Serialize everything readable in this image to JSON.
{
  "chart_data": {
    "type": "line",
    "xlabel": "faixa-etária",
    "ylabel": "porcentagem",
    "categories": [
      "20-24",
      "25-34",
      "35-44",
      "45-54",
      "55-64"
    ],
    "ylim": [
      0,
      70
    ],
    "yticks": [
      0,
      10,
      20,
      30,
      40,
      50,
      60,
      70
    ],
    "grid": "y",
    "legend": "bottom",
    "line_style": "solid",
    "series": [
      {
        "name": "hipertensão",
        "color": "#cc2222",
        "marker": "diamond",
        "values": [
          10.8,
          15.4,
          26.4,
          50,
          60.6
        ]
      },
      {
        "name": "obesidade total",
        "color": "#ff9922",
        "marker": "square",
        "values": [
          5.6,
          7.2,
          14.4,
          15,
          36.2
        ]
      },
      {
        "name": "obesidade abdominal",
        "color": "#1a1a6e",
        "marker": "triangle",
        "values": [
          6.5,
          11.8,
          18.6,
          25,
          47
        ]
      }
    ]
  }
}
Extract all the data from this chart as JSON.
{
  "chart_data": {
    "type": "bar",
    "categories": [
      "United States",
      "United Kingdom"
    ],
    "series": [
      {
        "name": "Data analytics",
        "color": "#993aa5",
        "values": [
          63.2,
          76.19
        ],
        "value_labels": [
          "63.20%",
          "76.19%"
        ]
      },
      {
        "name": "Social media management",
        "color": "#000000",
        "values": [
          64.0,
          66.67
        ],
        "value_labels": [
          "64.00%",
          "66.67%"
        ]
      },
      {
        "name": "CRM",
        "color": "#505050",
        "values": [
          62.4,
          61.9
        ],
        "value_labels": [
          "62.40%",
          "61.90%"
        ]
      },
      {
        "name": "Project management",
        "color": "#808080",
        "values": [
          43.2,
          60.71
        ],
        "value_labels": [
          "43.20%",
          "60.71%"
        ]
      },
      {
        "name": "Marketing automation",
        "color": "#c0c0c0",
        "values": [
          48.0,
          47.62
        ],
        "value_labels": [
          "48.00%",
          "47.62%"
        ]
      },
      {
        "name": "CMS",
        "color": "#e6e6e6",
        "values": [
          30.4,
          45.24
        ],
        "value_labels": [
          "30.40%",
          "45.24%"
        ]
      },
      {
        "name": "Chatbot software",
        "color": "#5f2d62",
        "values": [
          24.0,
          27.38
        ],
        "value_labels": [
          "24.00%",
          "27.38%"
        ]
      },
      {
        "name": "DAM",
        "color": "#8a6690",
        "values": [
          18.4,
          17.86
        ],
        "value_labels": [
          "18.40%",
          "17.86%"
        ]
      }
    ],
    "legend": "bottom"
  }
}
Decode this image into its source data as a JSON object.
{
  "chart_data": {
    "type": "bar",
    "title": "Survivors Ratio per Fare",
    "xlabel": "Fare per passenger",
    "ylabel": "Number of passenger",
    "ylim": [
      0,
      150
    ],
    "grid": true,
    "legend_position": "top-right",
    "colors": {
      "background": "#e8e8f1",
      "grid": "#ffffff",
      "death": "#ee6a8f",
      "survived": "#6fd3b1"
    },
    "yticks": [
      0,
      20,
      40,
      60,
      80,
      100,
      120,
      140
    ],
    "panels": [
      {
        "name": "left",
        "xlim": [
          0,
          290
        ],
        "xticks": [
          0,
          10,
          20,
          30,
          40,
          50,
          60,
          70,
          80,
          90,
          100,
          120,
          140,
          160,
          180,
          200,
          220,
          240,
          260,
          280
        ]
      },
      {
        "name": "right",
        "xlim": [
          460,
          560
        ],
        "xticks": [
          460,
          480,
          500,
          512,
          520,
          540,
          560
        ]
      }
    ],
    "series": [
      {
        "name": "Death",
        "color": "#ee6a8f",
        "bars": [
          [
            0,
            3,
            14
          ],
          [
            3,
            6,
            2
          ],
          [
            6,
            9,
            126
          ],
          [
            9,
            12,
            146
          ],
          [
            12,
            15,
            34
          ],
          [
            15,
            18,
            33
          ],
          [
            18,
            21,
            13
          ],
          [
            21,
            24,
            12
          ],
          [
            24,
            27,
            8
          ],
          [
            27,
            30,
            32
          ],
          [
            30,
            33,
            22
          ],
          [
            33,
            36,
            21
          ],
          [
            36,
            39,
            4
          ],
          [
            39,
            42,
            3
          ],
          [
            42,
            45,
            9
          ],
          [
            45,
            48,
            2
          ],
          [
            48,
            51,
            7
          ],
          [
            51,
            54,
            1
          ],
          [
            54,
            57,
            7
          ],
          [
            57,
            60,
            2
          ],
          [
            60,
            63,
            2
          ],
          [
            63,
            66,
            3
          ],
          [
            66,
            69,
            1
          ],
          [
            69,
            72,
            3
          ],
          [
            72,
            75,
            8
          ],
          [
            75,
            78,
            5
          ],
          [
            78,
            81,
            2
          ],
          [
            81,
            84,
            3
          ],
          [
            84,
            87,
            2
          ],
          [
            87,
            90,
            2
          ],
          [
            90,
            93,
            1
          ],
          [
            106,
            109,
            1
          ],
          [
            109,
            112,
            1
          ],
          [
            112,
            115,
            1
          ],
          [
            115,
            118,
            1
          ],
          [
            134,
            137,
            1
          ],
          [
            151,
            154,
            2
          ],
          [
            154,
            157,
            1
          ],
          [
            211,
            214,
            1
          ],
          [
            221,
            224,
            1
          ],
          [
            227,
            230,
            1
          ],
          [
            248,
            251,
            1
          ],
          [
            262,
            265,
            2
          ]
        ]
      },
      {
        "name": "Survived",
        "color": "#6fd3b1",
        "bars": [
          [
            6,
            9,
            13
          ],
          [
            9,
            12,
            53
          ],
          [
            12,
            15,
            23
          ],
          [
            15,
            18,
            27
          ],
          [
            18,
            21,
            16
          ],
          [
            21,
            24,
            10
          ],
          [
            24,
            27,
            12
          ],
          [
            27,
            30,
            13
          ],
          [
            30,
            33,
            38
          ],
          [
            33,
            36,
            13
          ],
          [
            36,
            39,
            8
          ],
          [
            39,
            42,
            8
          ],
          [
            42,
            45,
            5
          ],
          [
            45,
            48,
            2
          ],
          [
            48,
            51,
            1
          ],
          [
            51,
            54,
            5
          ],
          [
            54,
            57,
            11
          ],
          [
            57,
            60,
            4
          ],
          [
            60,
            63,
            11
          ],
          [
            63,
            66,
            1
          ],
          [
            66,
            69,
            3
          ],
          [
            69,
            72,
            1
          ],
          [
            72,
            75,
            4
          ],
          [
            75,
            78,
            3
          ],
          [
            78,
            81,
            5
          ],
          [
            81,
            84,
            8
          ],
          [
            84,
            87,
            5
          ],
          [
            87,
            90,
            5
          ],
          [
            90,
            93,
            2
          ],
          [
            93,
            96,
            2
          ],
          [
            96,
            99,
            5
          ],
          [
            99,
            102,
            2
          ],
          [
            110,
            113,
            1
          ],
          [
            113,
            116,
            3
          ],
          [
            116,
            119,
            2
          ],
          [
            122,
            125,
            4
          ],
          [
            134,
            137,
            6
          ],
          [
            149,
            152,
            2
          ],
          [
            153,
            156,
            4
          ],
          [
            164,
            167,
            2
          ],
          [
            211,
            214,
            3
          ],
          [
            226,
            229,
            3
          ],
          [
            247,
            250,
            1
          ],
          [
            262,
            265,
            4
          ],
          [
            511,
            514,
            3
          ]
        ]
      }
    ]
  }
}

TASK BRIEF – Write the entries again, exactly as they stand.

EXERCISE ANSWER –
Serialize everything readable in this image to JSON.
{
  "chart_data": {
    "type": "line",
    "xlabel": "faixa-etária",
    "ylabel": "porcentagem",
    "categories": [
      "20-24",
      "25-34",
      "35-44",
      "45-54",
      "55-64"
    ],
    "ylim": [
      0,
      70
    ],
    "yticks": [
      0,
      10,
      20,
      30,
      40,
      50,
      60,
      70
    ],
    "grid": "y",
    "legend": "bottom",
    "line_style": "solid",
    "series": [
      {
        "name": "hipertensão",
        "color": "#cc2222",
        "marker": "diamond",
        "values": [
          10.8,
          15.4,
          26.4,
          50,
          60.6
        ]
      },
      {
        "name": "obesidade total",
        "color": "#ff9922",
        "marker": "square",
        "values": [
          5.6,
          7.2,
          14.4,
          15,
          36.2
        ]
      },
      {
        "name": "obesidade abdominal",
        "color": "#1a1a6e",
        "marker": "triangle",
        "values": [
          6.5,
          11.8,
          18.6,
          25,
          47
        ]
      }
    ]
  }
}
Extract all the data from this chart as JSON.
{
  "chart_data": {
    "type": "bar",
    "categories": [
      "United States",
      "United Kingdom"
    ],
    "series": [
      {
        "name": "Data analytics",
        "color": "#993aa5",
        "values": [
          63.2,
          76.19
        ],
        "value_labels": [
          "63.20%",
          "76.19%"
        ]
      },
      {
        "name": "Social media management",
        "color": "#000000",
        "values": [
          64.0,
          66.67
        ],
        "value_labels": [
          "64.00%",
          "66.67%"
        ]
      },
      {
        "name": "CRM",
        "color": "#505050",
        "values": [
          62.4,
          61.9
        ],
        "value_labels": [
          "62.40%",
          "61.90%"
        ]
      },
      {
        "name": "Project management",
        "color": "#808080",
        "values": [
          43.2,
          60.71
        ],
        "value_labels": [
          "43.20%",
          "60.71%"
        ]
      },
      {
        "name": "Marketing automation",
        "color": "#c0c0c0",
        "values": [
          48.0,
          47.62
        ],
        "value_labels": [
          "48.00%",
          "47.62%"
        ]
      },
      {
        "name": "CMS",
        "color": "#e6e6e6",
        "values": [
          30.4,
          45.24
        ],
        "value_labels": [
          "30.40%",
          "45.24%"
        ]
      },
      {
        "name": "Chatbot software",
        "color": "#5f2d62",
        "values": [
          24.0,
          27.38
        ],
        "value_labels": [
          "24.00%",
          "27.38%"
        ]
      },
      {
        "name": "DAM",
        "color": "#8a6690",
        "values": [
          18.4,
          17.86
        ],
        "value_labels": [
          "18.40%",
          "17.86%"
        ]
      }
    ],
    "legend": "bottom"
  }
}
Decode this image into its source data as a JSON object.
{
  "chart_data": {
    "type": "bar",
    "title": "Survivors Ratio per Fare",
    "xlabel": "Fare per passenger",
    "ylabel": "Number of passenger",
    "ylim": [
      0,
      150
    ],
    "grid": true,
    "legend_position": "top-right",
    "colors": {
      "background": "#e8e8f1",
      "grid": "#ffffff",
      "death": "#ee6a8f",
      "survived": "#6fd3b1"
    },
    "yticks": [
      0,
      20,
      40,
      60,
      80,
      100,
      120,
      140
    ],
    "panels": [
      {
        "name": "left",
        "xlim": [
          0,
          290
        ],
        "xticks": [
          0,
          10,
          20,
          30,
          40,
          50,
          60,
          70,
          80,
          90,
          100,
          120,
          140,
          160,
          180,
          200,
          220,
          240,
          260,
          280
        ]
      },
      {
        "name": "right",
        "xlim": [
          460,
          560
        ],
        "xticks": [
          460,
          480,
          500,
          512,
          520,
          540,
          560
        ]
      }
    ],
    "series": [
      {
        "name": "Death",
        "color": "#ee6a8f",
        "bars": [
          [
            0,
            3,
            14
          ],
          [
            3,
            6,
            2
          ],
          [
            6,
            9,
            126
          ],
          [
            9,
            12,
            146
          ],
          [
            12,
            15,
            34
          ],
          [
            15,
            18,
            33
          ],
          [
            18,
            21,
            13
          ],
          [
            21,
            24,
            12
          ],
          [
            24,
            27,
            8
          ],
          [
            27,
            30,
            32
          ],
          [
            30,
            33,
            22
          ],
          [
            33,
            36,
            21
          ],
          [
            36,
            39,
            4
          ],
          [
            39,
            42,
            3
          ],
          [
            42,
            45,
            9
          ],
          [
            45,
            48,
            2
          ],
          [
            48,
            51,
            7
          ],
          [
            51,
            54,
            1
          ],
          [
            54,
            57,
            7
          ],
          [
            57,
            60,
            2
          ],
          [
            60,
            63,
            2
          ],
          [
            63,
            66,
            3
          ],
          [
            66,
            69,
            1
          ],
          [
            69,
            72,
            3
          ],
          [
            72,
            75,
            8
          ],
          [
            75,
            78,
            5
          ],
          [
            78,
            81,
            2
          ],
          [
            81,
            84,
            3
          ],
          [
            84,
            87,
            2
          ],
          [
            87,
            90,
            2
          ],
          [
            90,
            93,
            1
          ],
          [
            106,
            109,
            1
          ],
          [
            109,
            112,
            1
          ],
          [
            112,
            115,
            1
          ],
          [
            115,
            118,
            1
          ],
          [
            134,
            137,
            1
          ],
          [
            151,
            154,
            2
          ],
          [
            154,
            157,
            1
          ],
          [
            211,
            214,
            1
          ],
          [
            221,
            224,
            1
          ],
          [
            227,
            230,
            1
          ],
          [
            248,
            251,
            1
          ],
          [
            262,
            265,
            2
          ]
        ]
      },
      {
        "name": "Survived",
        "color": "#6fd3b1",
        "bars": [
          [
            6,
            9,
            13
          ],
          [
            9,
            12,
            53
          ],
          [
            12,
            15,
            23
          ],
          [
            15,
            18,
            27
          ],
          [
            18,
            21,
            16
          ],
          [
            21,
            24,
            10
          ],
          [
            24,
            27,
            12
          ],
          [
            27,
            30,
            13
          ],
          [
            30,
            33,
            38
          ],
          [
            33,
            36,
            13
          ],
          [
            36,
            39,
            8
          ],
          [
            39,
            42,
            8
          ],
          [
            42,
            45,
            5
          ],
          [
            45,
            48,
            2
          ],
          [
            48,
            51,
            1
          ],
          [
            51,
            54,
            5
          ],
          [
            54,
            57,
            11
          ],
          [
            57,
            60,
            4
          ],
          [
            60,
            63,
            11
          ],
          [
            63,
            66,
            1
          ],
          [
            66,
            69,
            3
          ],
          [
            69,
            72,
            1
          ],
          [
            72,
            75,
            4
          ],
          [
            75,
            78,
            3
          ],
          [
            78,
            81,
            5
          ],
          [
            81,
            84,
            8
          ],
          [
            84,
            87,
            5
          ],
          [
            87,
            90,
            5
          ],
          [
            90,
            93,
            2
          ],
          [
            93,
            96,
            2
          ],
          [
            96,
            99,
            5
          ],
          [
            99,
            102,
            2
          ],
          [
            110,
            113,
            1
          ],
          [
            113,
            116,
            3
          ],
          [
            116,
            119,
            2
          ],
          [
            122,
            125,
            4
          ],
          [
            134,
            137,
            6
          ],
          [
            149,
            152,
            2
          ],
          [
            153,
            156,
            4
          ],
          [
            164,
            167,
            2
          ],
          [
            211,
            214,
            3
          ],
          [
            226,
            229,
            3
          ],
          [
            247,
            250,
            1
          ],
          [
            262,
            265,
            4
          ],
          [
            511,
            514,
            3
          ]
        ]
      }
    ]
  }
}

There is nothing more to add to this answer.